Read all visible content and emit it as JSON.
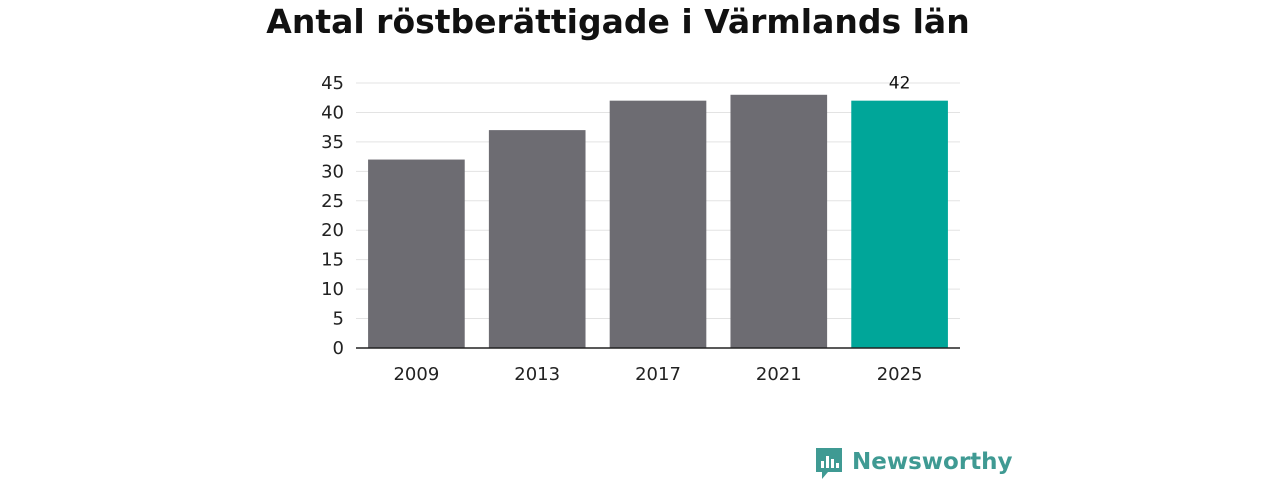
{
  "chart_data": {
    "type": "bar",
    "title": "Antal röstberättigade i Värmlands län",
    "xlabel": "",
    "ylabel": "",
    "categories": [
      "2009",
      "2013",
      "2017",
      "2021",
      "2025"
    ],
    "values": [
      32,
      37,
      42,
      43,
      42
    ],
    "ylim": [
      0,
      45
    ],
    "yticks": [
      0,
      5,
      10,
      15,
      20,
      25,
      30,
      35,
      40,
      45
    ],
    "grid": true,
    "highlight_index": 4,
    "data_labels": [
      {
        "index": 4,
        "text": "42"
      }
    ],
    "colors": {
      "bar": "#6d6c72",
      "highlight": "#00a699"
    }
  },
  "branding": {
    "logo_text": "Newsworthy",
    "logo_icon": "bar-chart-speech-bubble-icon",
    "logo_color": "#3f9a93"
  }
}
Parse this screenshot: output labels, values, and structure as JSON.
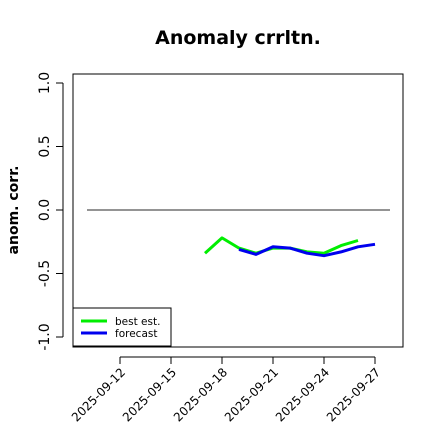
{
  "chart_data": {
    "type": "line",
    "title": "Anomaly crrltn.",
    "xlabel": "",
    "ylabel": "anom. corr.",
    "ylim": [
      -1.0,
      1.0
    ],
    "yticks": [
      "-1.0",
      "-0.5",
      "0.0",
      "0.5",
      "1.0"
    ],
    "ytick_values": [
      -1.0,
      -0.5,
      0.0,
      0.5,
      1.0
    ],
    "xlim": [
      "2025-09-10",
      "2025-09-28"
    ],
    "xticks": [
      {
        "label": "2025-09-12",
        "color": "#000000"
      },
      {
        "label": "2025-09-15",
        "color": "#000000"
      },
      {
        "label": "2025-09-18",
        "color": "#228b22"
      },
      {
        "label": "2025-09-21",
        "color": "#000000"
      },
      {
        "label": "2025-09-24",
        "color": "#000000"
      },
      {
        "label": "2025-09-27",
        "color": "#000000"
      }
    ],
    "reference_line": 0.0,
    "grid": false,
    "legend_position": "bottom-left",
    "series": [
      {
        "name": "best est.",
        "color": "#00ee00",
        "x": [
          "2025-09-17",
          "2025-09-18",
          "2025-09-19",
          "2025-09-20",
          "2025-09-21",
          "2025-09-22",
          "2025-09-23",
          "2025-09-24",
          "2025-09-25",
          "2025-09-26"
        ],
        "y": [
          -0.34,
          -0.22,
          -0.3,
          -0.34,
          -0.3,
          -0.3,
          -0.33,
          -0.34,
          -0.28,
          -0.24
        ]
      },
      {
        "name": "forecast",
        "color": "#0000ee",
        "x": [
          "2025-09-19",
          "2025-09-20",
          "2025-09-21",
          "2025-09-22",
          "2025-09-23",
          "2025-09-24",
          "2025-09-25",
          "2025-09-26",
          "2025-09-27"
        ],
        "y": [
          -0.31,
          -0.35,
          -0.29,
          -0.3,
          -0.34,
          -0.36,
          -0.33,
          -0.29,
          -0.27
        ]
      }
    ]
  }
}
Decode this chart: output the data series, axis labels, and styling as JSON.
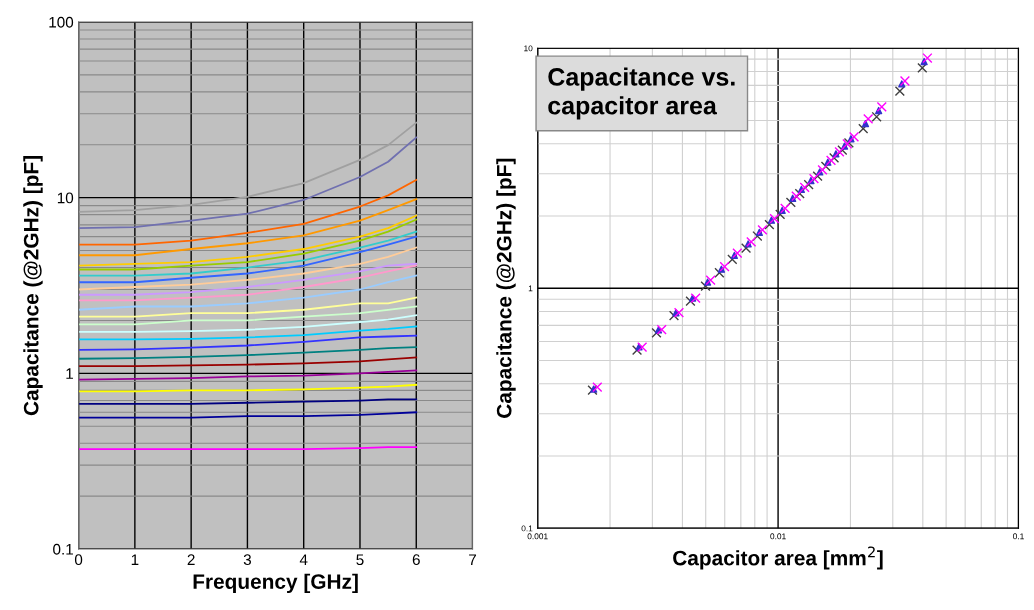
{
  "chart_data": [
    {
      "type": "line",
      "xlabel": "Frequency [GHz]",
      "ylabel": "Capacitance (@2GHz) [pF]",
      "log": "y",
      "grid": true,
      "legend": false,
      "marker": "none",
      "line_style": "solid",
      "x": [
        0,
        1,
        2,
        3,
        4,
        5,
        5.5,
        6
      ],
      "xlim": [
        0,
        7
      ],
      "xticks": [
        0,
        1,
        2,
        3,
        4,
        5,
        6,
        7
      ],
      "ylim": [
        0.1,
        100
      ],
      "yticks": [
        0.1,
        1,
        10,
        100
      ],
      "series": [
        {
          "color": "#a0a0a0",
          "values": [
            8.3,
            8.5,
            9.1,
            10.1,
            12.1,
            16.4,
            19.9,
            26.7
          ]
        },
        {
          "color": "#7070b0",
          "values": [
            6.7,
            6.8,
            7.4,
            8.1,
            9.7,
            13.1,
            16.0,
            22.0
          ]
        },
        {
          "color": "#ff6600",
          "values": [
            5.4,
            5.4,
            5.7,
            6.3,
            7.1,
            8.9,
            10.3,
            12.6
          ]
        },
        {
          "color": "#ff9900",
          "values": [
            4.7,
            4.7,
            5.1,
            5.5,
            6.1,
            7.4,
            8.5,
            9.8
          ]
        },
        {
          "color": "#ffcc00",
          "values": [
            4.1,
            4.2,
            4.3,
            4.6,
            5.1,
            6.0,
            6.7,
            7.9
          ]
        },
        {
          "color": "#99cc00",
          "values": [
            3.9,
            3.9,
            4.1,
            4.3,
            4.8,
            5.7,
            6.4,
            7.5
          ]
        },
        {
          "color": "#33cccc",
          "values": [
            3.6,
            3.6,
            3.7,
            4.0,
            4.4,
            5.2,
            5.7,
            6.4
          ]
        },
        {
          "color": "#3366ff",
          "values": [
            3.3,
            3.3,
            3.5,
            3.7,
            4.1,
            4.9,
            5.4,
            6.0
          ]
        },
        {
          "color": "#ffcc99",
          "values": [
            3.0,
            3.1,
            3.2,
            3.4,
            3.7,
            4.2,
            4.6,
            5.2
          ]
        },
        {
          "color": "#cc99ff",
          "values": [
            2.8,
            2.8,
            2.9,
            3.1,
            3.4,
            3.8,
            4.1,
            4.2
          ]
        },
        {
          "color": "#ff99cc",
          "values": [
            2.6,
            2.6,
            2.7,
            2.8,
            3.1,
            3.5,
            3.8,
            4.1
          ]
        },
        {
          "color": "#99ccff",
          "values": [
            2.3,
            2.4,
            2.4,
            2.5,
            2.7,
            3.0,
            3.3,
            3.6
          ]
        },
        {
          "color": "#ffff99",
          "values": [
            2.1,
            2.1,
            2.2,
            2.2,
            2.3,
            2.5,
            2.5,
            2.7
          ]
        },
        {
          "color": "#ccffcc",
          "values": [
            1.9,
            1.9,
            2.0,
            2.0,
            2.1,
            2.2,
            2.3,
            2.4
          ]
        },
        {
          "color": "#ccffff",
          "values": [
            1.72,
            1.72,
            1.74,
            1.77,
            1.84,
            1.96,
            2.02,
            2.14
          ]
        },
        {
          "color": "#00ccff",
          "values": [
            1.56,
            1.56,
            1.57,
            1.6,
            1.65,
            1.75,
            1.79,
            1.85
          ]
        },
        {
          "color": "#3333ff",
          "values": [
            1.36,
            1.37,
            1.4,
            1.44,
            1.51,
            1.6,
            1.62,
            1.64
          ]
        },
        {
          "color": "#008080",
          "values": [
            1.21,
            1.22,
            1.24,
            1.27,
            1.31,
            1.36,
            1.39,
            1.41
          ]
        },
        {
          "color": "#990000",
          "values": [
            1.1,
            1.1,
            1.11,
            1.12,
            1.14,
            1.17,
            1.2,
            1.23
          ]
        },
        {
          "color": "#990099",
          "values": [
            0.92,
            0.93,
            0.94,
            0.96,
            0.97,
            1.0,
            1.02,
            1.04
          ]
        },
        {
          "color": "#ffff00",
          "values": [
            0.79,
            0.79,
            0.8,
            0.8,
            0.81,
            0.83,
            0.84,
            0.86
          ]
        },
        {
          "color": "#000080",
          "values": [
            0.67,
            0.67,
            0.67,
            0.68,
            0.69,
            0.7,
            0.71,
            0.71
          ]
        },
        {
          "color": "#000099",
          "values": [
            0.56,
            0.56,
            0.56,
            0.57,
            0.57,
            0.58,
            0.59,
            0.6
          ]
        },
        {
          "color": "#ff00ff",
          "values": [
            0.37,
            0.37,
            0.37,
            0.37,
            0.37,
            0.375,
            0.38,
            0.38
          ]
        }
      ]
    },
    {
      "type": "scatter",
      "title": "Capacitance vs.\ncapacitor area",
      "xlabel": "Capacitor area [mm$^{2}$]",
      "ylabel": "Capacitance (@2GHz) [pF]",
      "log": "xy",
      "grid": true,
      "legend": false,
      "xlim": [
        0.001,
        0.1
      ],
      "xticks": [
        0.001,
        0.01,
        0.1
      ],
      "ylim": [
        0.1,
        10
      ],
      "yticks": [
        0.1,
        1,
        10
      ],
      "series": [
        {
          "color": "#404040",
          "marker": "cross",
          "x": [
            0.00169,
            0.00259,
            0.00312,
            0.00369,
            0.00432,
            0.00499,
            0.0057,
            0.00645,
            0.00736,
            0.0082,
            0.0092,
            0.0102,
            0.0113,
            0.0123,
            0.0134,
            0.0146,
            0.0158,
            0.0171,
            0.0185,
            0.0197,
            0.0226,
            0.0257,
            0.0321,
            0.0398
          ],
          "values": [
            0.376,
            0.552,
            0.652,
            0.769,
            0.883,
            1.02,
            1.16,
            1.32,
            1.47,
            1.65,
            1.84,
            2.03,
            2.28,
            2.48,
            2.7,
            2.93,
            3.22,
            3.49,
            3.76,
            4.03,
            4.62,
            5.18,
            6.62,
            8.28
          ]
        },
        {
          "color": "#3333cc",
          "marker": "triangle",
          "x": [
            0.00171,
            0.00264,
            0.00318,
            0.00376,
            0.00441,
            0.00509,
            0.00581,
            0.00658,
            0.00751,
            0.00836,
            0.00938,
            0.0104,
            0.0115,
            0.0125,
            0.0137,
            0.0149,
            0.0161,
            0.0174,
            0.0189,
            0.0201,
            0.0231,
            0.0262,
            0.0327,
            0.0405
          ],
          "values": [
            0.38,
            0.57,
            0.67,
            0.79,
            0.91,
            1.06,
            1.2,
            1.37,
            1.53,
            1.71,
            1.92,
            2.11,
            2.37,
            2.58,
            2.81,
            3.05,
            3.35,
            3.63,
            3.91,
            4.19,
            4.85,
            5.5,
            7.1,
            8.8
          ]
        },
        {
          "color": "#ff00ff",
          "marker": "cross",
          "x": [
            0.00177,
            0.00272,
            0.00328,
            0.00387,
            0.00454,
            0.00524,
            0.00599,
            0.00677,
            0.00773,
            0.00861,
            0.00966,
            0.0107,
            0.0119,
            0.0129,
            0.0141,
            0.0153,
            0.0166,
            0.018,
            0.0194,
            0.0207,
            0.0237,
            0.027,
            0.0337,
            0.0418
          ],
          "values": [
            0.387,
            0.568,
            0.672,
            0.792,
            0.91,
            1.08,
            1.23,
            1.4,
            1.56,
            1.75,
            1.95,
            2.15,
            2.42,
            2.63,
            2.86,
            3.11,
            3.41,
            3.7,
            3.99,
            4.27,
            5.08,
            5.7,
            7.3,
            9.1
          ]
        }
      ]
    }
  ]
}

What is required: Look through the records above and report how many lines hold the word "title", giving only the number.

The response: 3